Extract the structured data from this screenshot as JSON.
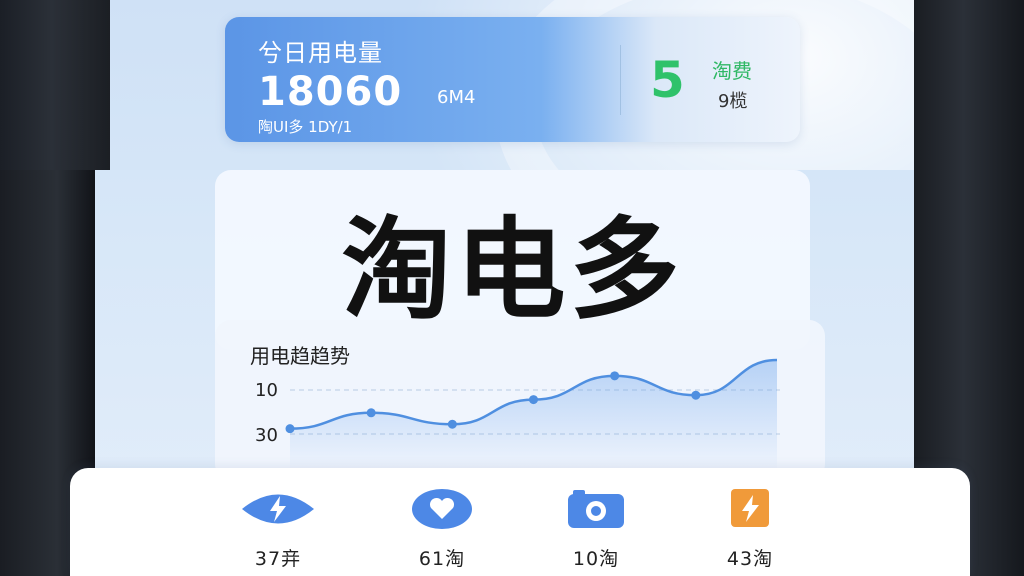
{
  "usage": {
    "title": "兮日用电量",
    "value": "18060",
    "unit": "6M4",
    "subtitle": "陶UI多 1DY/1"
  },
  "score": {
    "value": "5",
    "label": "淘费",
    "sub": "9榄"
  },
  "brand": {
    "title": "淘电多"
  },
  "chart_data": {
    "type": "line",
    "title": "用电趋趋势",
    "ytick_labels": [
      "10",
      "30"
    ],
    "series": [
      {
        "values": [
          22,
          40,
          27,
          55,
          82,
          60,
          100
        ]
      }
    ],
    "color": "#4f8fe0",
    "grid": true
  },
  "nav": {
    "items": [
      {
        "label": "37竎",
        "icon": "lightning-eye-icon",
        "color": "#4d88e6"
      },
      {
        "label": "61淘",
        "icon": "heart-icon",
        "color": "#4d88e6"
      },
      {
        "label": "10淘",
        "icon": "camera-icon",
        "color": "#4d88e6"
      },
      {
        "label": "43淘",
        "icon": "lightning-square-icon",
        "color": "#f09a3a"
      }
    ]
  }
}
------------------------------------
■ **Instruction**
Lines from the records above that hold "lightning" are the ones to list.

■ **Result of the task**
        "icon": "lightning-eye-icon",
        "icon": "lightning-square-icon",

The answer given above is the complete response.